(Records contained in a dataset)
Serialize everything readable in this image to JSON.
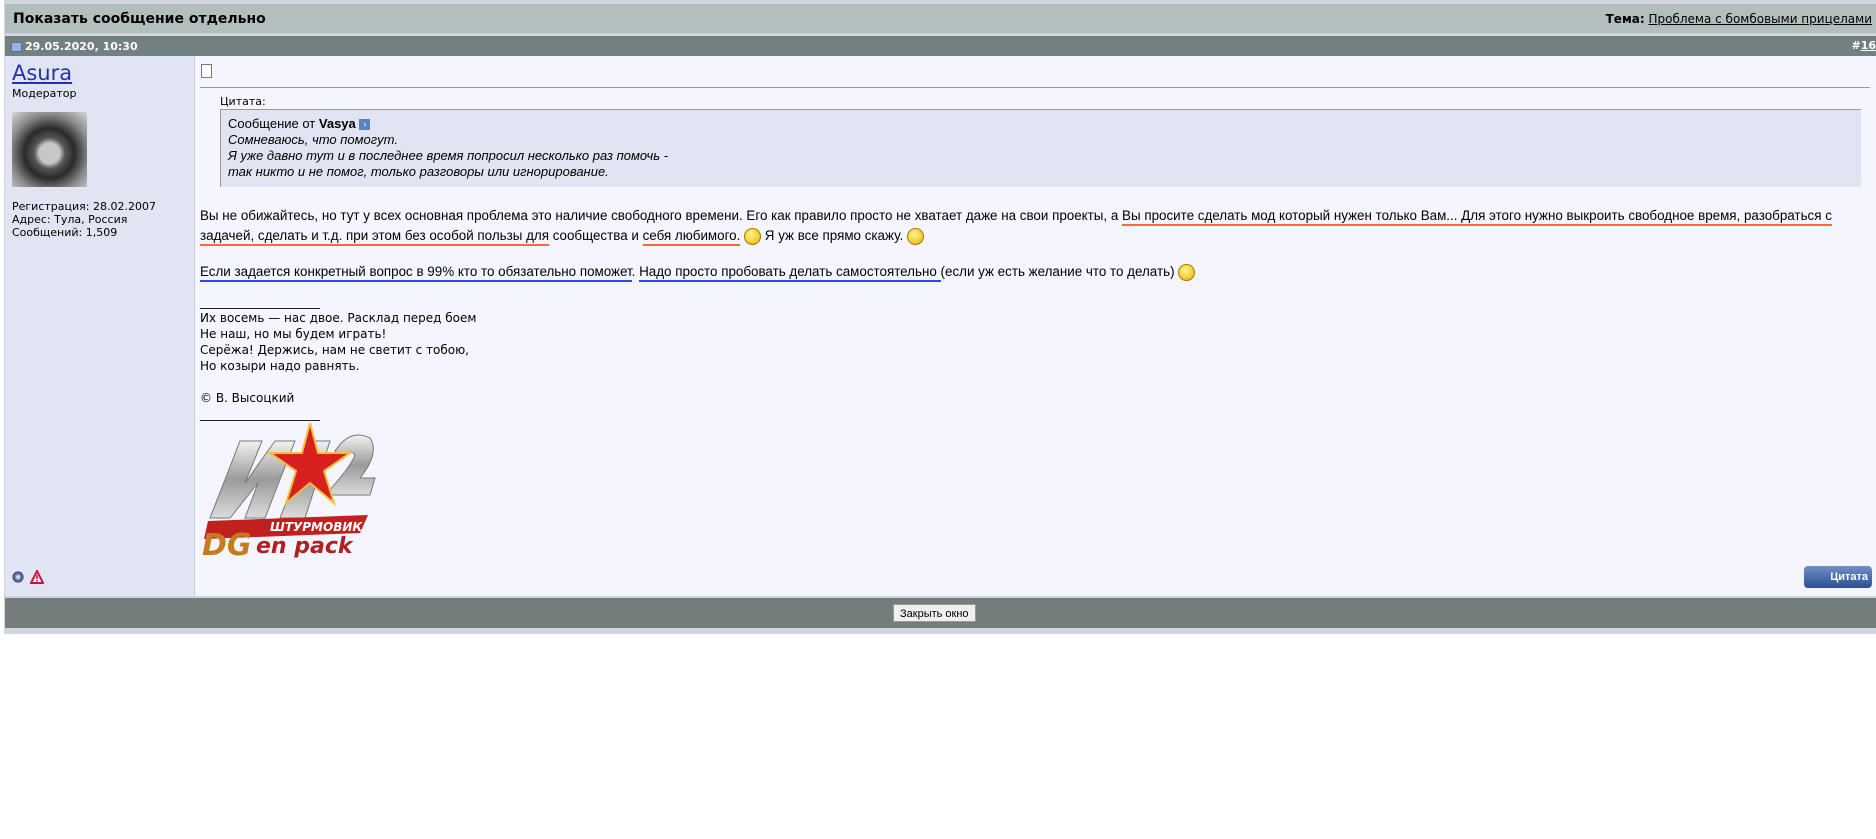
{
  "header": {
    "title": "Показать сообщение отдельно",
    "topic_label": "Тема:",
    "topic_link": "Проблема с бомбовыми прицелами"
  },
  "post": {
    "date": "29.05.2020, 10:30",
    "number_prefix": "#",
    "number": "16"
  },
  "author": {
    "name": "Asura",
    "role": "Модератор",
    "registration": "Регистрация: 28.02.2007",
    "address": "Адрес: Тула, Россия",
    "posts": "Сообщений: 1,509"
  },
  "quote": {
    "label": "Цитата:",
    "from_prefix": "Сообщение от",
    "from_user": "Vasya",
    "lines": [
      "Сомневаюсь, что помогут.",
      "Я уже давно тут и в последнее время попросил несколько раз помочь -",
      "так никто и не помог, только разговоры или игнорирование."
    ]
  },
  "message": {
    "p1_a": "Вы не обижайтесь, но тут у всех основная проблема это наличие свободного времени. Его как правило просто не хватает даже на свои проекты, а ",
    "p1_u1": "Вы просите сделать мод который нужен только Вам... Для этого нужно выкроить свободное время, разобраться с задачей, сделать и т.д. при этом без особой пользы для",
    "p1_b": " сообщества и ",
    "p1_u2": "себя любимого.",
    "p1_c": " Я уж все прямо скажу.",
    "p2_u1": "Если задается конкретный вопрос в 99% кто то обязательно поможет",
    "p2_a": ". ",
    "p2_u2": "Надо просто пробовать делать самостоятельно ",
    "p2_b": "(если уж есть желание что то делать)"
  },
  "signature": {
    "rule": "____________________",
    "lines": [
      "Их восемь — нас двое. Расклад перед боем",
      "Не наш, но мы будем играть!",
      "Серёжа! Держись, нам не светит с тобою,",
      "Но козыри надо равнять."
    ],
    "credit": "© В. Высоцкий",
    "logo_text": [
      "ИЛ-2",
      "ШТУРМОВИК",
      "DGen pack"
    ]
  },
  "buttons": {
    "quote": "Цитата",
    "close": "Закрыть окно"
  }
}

EXERCISE OBJECTIVE: From the data above, copy each line that holds "просто".

RESPONSE TO THIS TASK:
    "p1_a": "Вы не обижайтесь, но тут у всех основная проблема это наличие свободного времени. Его как правило просто не хватает даже на свои проекты, а ",
    "p2_u2": "Надо просто пробовать делать самостоятельно ",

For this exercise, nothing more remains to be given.